#### Problem to work on:
Give the data below again exactly as written, without its pictures.

#### Task input:
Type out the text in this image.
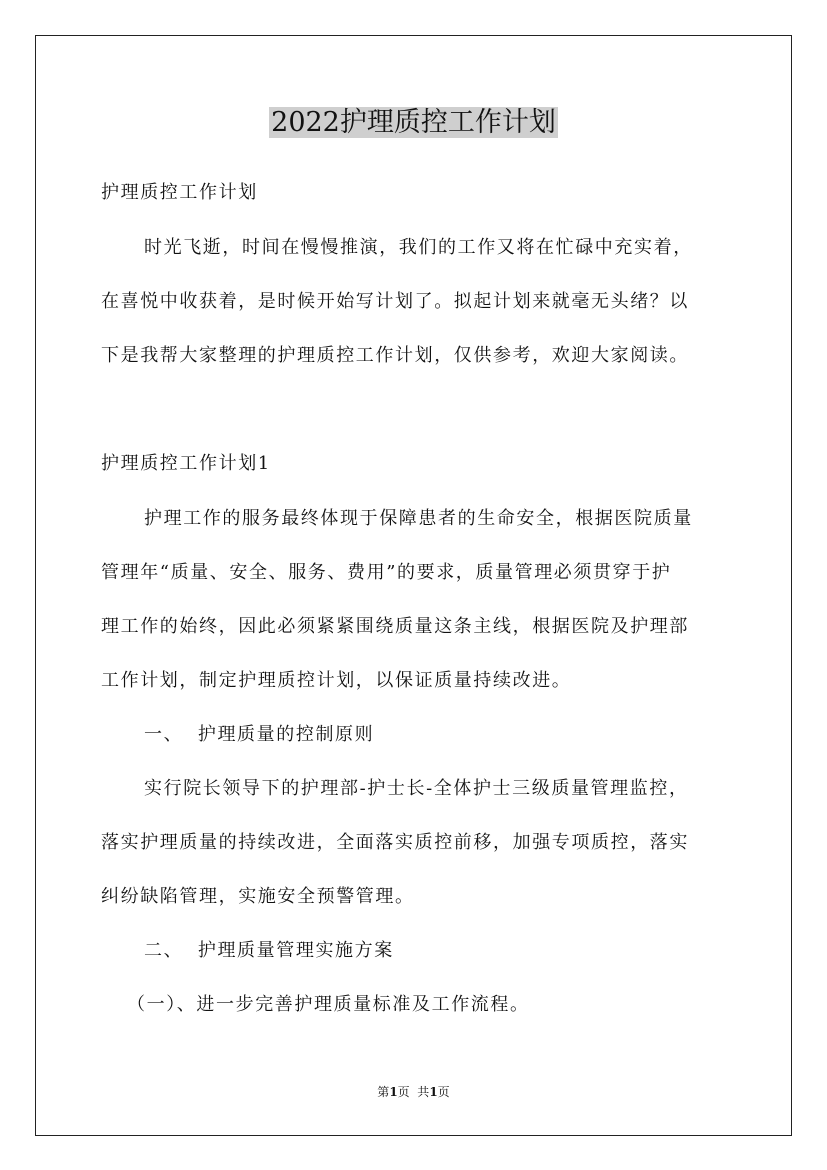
2022护理质控工作计划
护理质控工作计划
时光飞逝，时间在慢慢推演，我们的工作又将在忙碌中充实着，
在喜悦中收获着，是时候开始写计划了。拟起计划来就毫无头绪？以
下是我帮大家整理的护理质控工作计划，仅供参考，欢迎大家阅读。
护理质控工作计划1
护理工作的服务最终体现于保障患者的生命安全，根据医院质量
管理年“质量、安全、服务、费用”的要求，质量管理必须贯穿于护
理工作的始终，因此必须紧紧围绕质量这条主线，根据医院及护理部
工作计划，制定护理质控计划，以保证质量持续改进。
一、  护理质量的控制原则
实行院长领导下的护理部-护士长-全体护士三级质量管理监控，
落实护理质量的持续改进，全面落实质控前移，加强专项质控，落实
纠纷缺陷管理，实施安全预警管理。
二、  护理质量管理实施方案
（一）、进一步完善护理质量标准及工作流程。
第1页  共1页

#### Solution below:
Type out the text in this image.
2022护理质控工作计划
护理质控工作计划
时光飞逝，时间在慢慢推演，我们的工作又将在忙碌中充实着，
在喜悦中收获着，是时候开始写计划了。拟起计划来就毫无头绪？以
下是我帮大家整理的护理质控工作计划，仅供参考，欢迎大家阅读。
护理质控工作计划1
护理工作的服务最终体现于保障患者的生命安全，根据医院质量
管理年“质量、安全、服务、费用”的要求，质量管理必须贯穿于护
理工作的始终，因此必须紧紧围绕质量这条主线，根据医院及护理部
工作计划，制定护理质控计划，以保证质量持续改进。
一、  护理质量的控制原则
实行院长领导下的护理部-护士长-全体护士三级质量管理监控，
落实护理质量的持续改进，全面落实质控前移，加强专项质控，落实
纠纷缺陷管理，实施安全预警管理。
二、  护理质量管理实施方案
（一）、进一步完善护理质量标准及工作流程。
第1页  共1页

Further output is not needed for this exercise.